- _WORK REQUIRED_:
Whenever a line in the data contains "accumulation", show that line.

- _EXERCISE INPUT_:
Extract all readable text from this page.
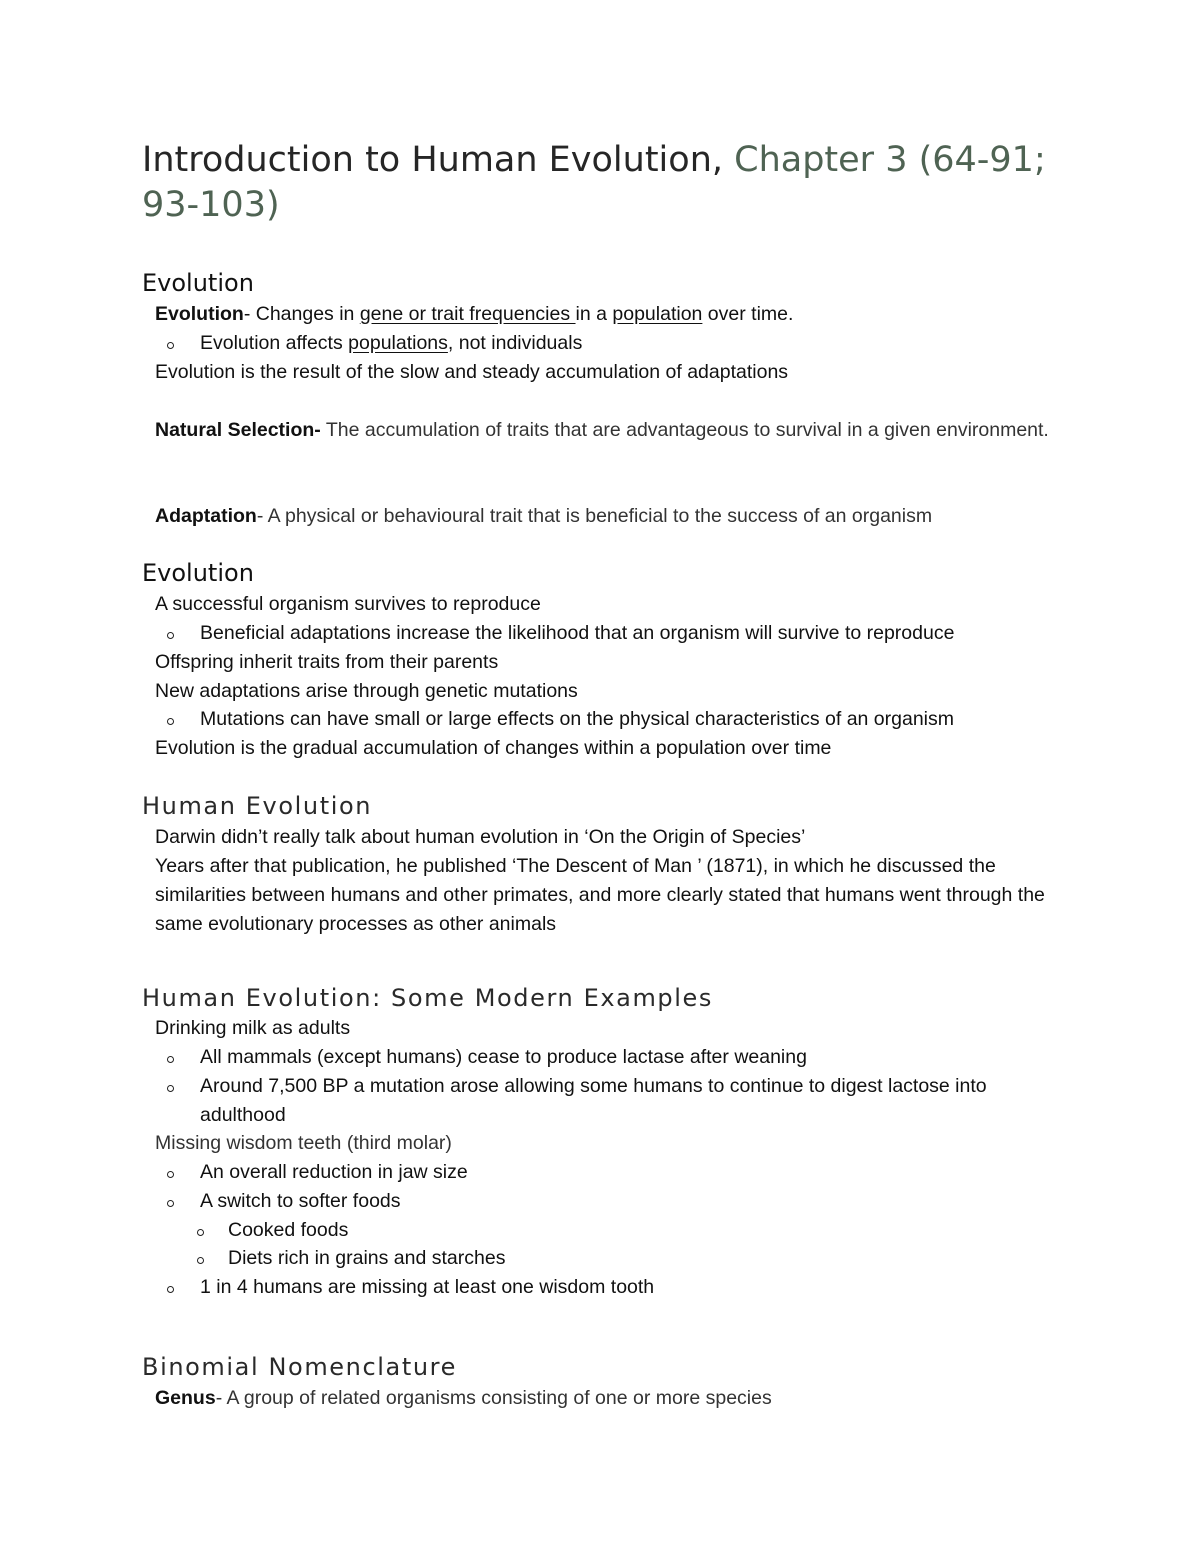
Introduction to Human Evolution, Chapter 3 (64-91; 93-103)
Evolution
Evolution- Changes in gene or trait frequencies in a population over time.
Evolution affects populations, not individuals
Evolution is the result of the slow and steady accumulation of adaptations
Natural Selection- The accumulation of traits that are advantageous to survival in a given environment.
Adaptation- A physical or behavioural trait that is beneficial to the success of an organism
Evolution
A successful organism survives to reproduce
Beneficial adaptations increase the likelihood that an organism will survive to reproduce
Offspring inherit traits from their parents
New adaptations arise through genetic mutations
Mutations can have small or large effects on the physical characteristics of an organism
Evolution is the gradual accumulation of changes within a population over time
Human Evolution
Darwin didn’t really talk about human evolution in ‘On the Origin of Species’
Years after that publication, he published ‘The Descent of Man ’ (1871), in which he discussed the similarities between humans and other primates, and more clearly stated that humans went through the same evolutionary processes as other animals
Human Evolution: Some Modern Examples
Drinking milk as adults
All mammals (except humans) cease to produce lactase after weaning
Around 7,500 BP a mutation arose allowing some humans to continue to digest lactose into adulthood
Missing wisdom teeth (third molar)
An overall reduction in jaw size
A switch to softer foods
Cooked foods
Diets rich in grains and starches
1 in 4 humans are missing at least one wisdom tooth
Binomial Nomenclature
Genus- A group of related organisms consisting of one or more species
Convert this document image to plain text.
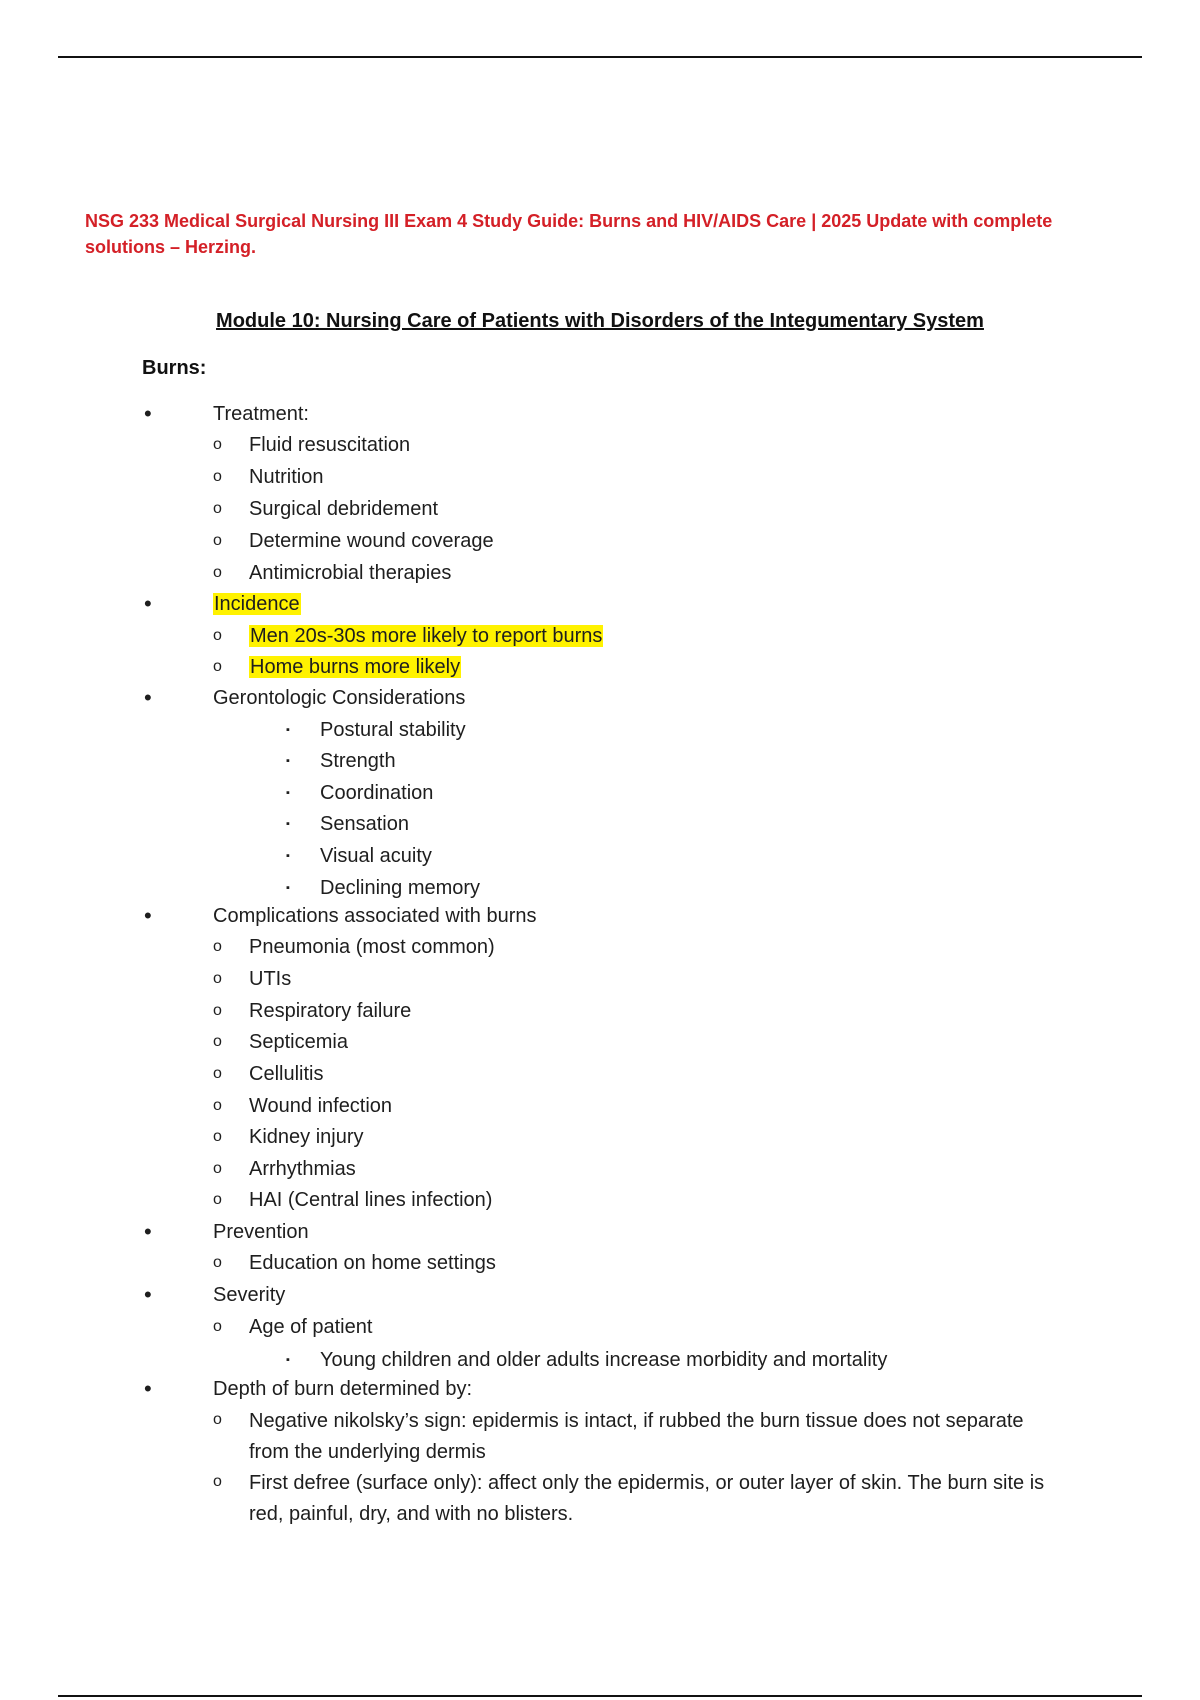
NSG 233 Medical Surgical Nursing III Exam 4 Study Guide: Burns and HIV/AIDS Care | 2025 Update with complete solutions – Herzing.

Module 10: Nursing Care of Patients with Disorders of the Integumentary System
Burns:
•	Treatment:
o Fluid resuscitation
o Nutrition
o Surgical debridement
o Determine wound coverage
o Antimicrobial therapies
•	Incidence
o Men 20s-30s more likely to report burns
o Home burns more likely
•	Gerontologic Considerations
▪ Postural stability
▪ Strength
▪ Coordination
▪ Sensation
▪ Visual acuity
▪ Declining memory
•	Complications associated with burns
o Pneumonia (most common)
o UTIs
o Respiratory failure
o Septicemia
o Cellulitis
o Wound infection
o Kidney injury
o Arrhythmias
o HAI (Central lines infection)
•	Prevention
o Education on home settings
•	Severity
o Age of patient
▪ Young children and older adults increase morbidity and mortality
•	Depth of burn determined by:
o Negative nikolsky’s sign: epidermis is intact, if rubbed the burn tissue does not separate from the underlying dermis
o First defree (surface only): affect only the epidermis, or outer layer of skin. The burn site is red, painful, dry, and with no blisters.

- _TASK ANSWER_:
Evolution is the result of the slow and steady accumulation of adaptations
Natural Selection- The accumulation of traits that are advantageous to survival in a given environment.
Evolution is the gradual accumulation of changes within a population over time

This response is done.